_Exercise brief_: Copy out each line of the listing that has the word "this" in it.
++++ Supplied records
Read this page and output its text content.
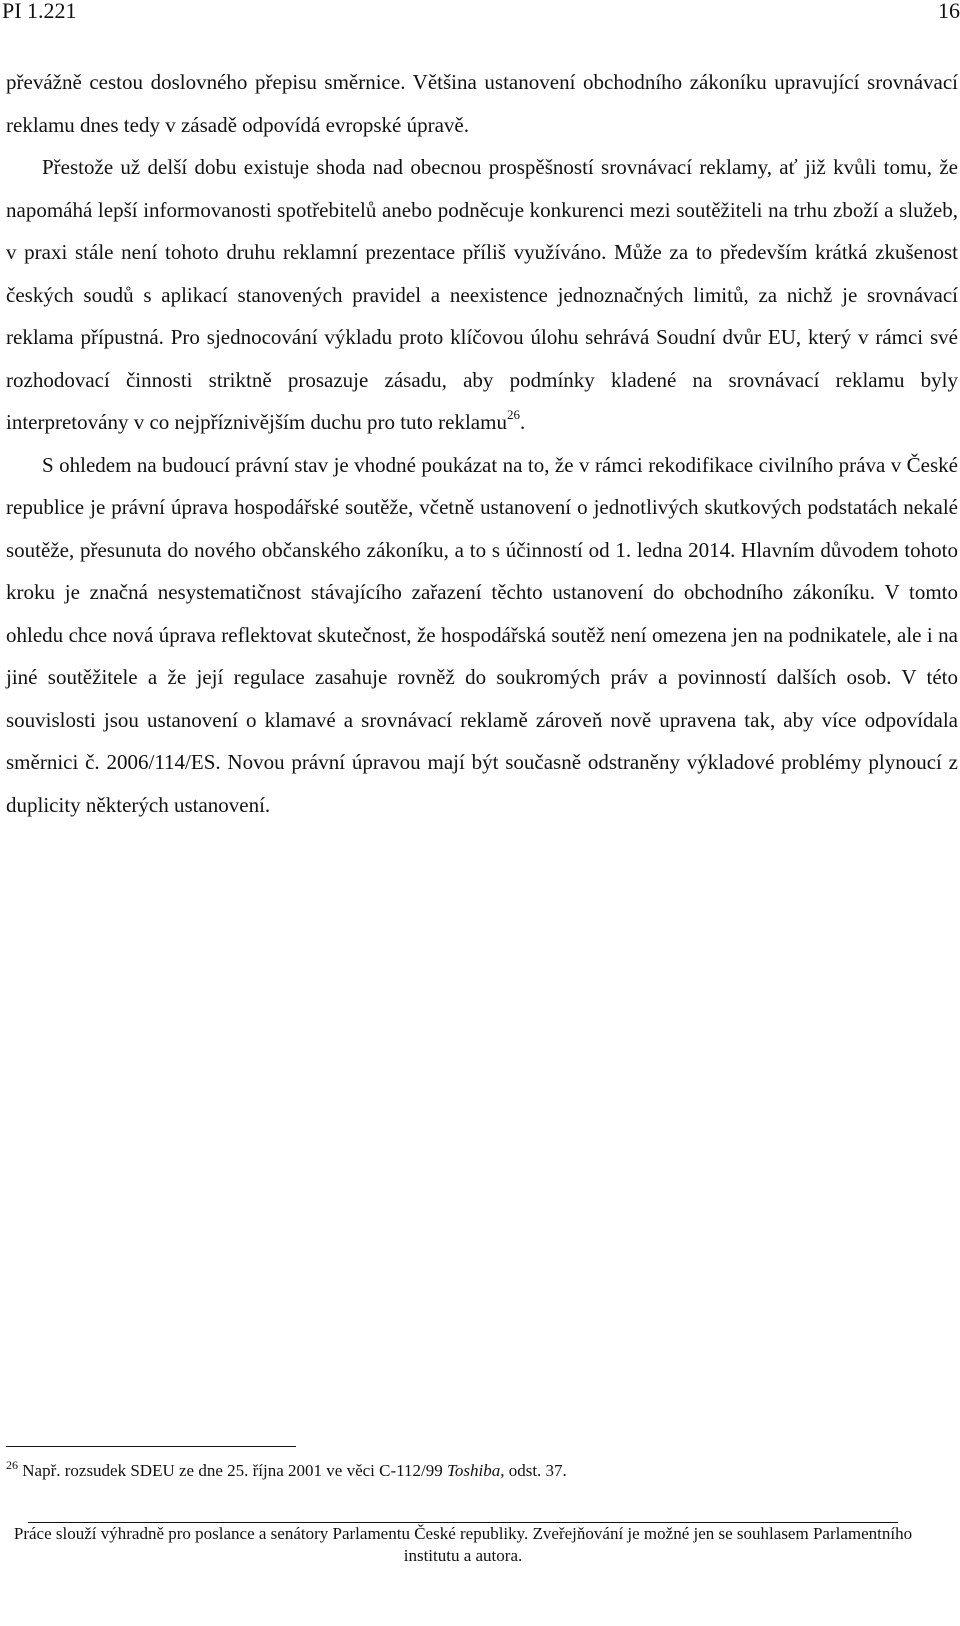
PI 1.221	16

převážně cestou doslovného přepisu směrnice. Většina ustanovení obchodního zákoníku upravující srovnávací reklamu dnes tedy v zásadě odpovídá evropské úpravě.

Přestože už delší dobu existuje shoda nad obecnou prospěšností srovnávací reklamy, ať již kvůli tomu, že napomáhá lepší informovanosti spotřebitelů anebo podněcuje konkurenci mezi soutěžiteli na trhu zboží a služeb, v praxi stále není tohoto druhu reklamní prezentace příliš využíváno. Může za to především krátká zkušenost českých soudů s aplikací stanovených pravidel a neexistence jednoznačných limitů, za nichž je srovnávací reklama přípustná. Pro sjednocování výkladu proto klíčovou úlohu sehrává Soudní dvůr EU, který v rámci své rozhodovací činnosti striktně prosazuje zásadu, aby podmínky kladené na srovnávací reklamu byly interpretovány v co nejpříznivějším duchu pro tuto reklamu$^{26}$.

S ohledem na budoucí právní stav je vhodné poukázat na to, že v rámci rekodifikace civilního práva v České republice je právní úprava hospodářské soutěže, včetně ustanovení o jednotlivých skutkových podstatách nekalé soutěže, přesunuta do nového občanského zákoníku, a to s účinností od 1. ledna 2014. Hlavním důvodem tohoto kroku je značná nesystematičnost stávajícího zařazení těchto ustanovení do obchodního zákoníku. V tomto ohledu chce nová úprava reflektovat skutečnost, že hospodářská soutěž není omezena jen na podnikatele, ale i na jiné soutěžitele a že její regulace zasahuje rovněž do soukromých práv a povinností dalších osob. V této souvislosti jsou ustanovení o klamavé a srovnávací reklamě zároveň nově upravena tak, aby více odpovídala směrnici č. 2006/114/ES. Novou právní úpravou mají být současně odstraněny výkladové problémy plynoucí z duplicity některých ustanovení.

$^{26}$ Např. rozsudek SDEU ze dne 25. října 2001 ve věci C-112/99 Toshiba, odst. 37.
Práce slouží výhradně pro poslance a senátory Parlamentu České republiky. Zveřejňování je možné jen se souhlasem Parlamentního institutu a autora.
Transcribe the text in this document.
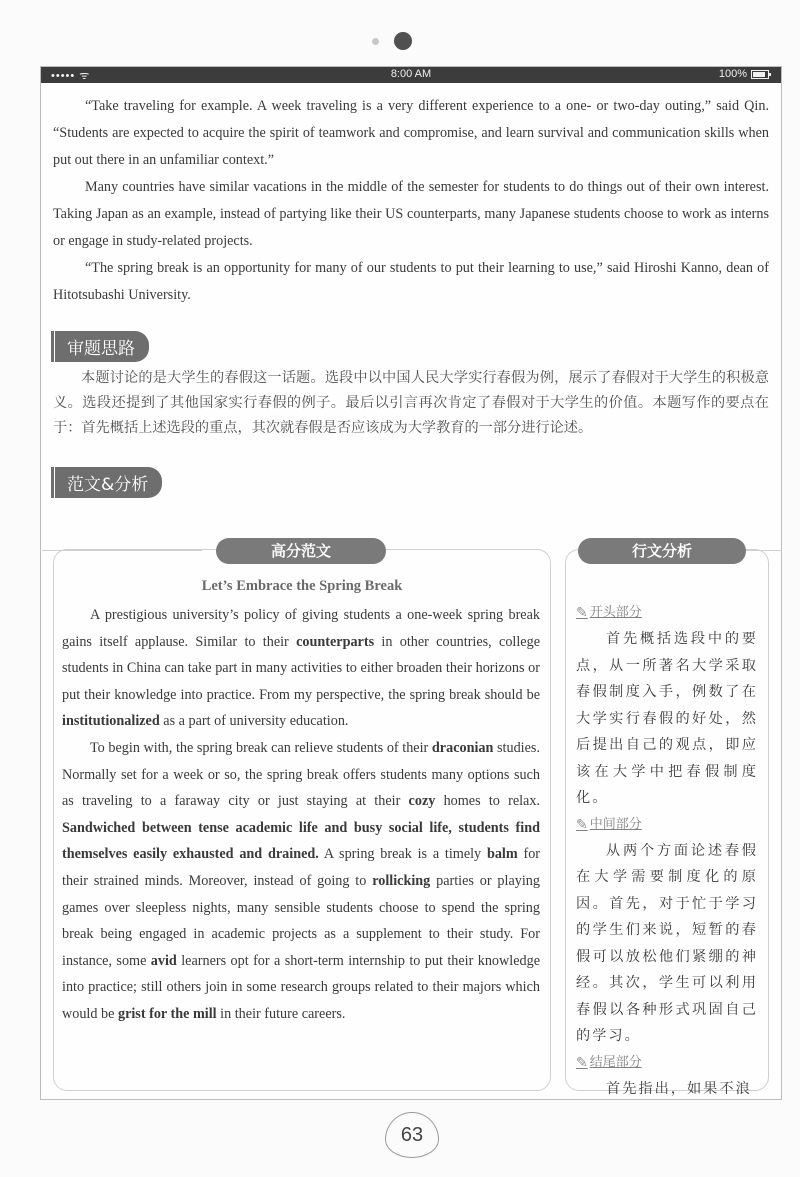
••••• ᯤ	8:00 AM	100%

“Take traveling for example. A week traveling is a very different experience to a one- or two-day outing,” said Qin. “Students are expected to acquire the spirit of teamwork and compromise, and learn survival and communication skills when put out there in an unfamiliar context.”

Many countries have similar vacations in the middle of the semester for students to do things out of their own interest. Taking Japan as an example, instead of partying like their US counterparts, many Japanese students choose to work as interns or engage in study-related projects.

“The spring break is an opportunity for many of our students to put their learning to use,” said Hiroshi Kanno, dean of Hitotsubashi University.

审题思路

本题讨论的是大学生的春假这一话题。选段中以中国人民大学实行春假为例，展示了春假对于大学生的积极意义。选段还提到了其他国家实行春假的例子。最后以引言再次肯定了春假对于大学生的价值。本题写作的要点在于：首先概括上述选段的重点，其次就春假是否应该成为大学教育的一部分进行论述。

范文&分析
高分范文
Let’s Embrace the Spring Break

A prestigious university’s policy of giving students a one-week spring break gains itself applause. Similar to their counterparts in other countries, college students in China can take part in many activities to either broaden their horizons or put their knowledge into practice. From my perspective, the spring break should be institutionalized as a part of university education.

To begin with, the spring break can relieve students of their draconian studies. Normally set for a week or so, the spring break offers students many options such as traveling to a faraway city or just staying at their cozy homes to relax. Sandwiched between tense academic life and busy social life, students find themselves easily exhausted and drained. A spring break is a timely balm for their strained minds. Moreover, instead of going to rollicking parties or playing games over sleepless nights, many sensible students choose to spend the spring break being engaged in academic projects as a supplement to their study. For instance, some avid learners opt for a short-term internship to put their knowledge into practice; still others join in some research groups related to their majors which would be grist for the mill in their future careers.

行文分析
✎ 开头部分

首先概括选段中的要点，从一所著名大学采取春假制度入手，例数了在大学实行春假的好处，然后提出自己的观点，即应该在大学中把春假制度化。

✎ 中间部分

从两个方面论述春假在大学需要制度化的原因。首先，对于忙于学习的学生们来说，短暂的春假可以放松他们紧绷的神经。其次，学生可以利用春假以各种形式巩固自己的学习。

✎ 结尾部分

首先指出，如果不浪

63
++++++++
_Complete answer_:
Read this page and output its text content.
Transcribe the text in this document.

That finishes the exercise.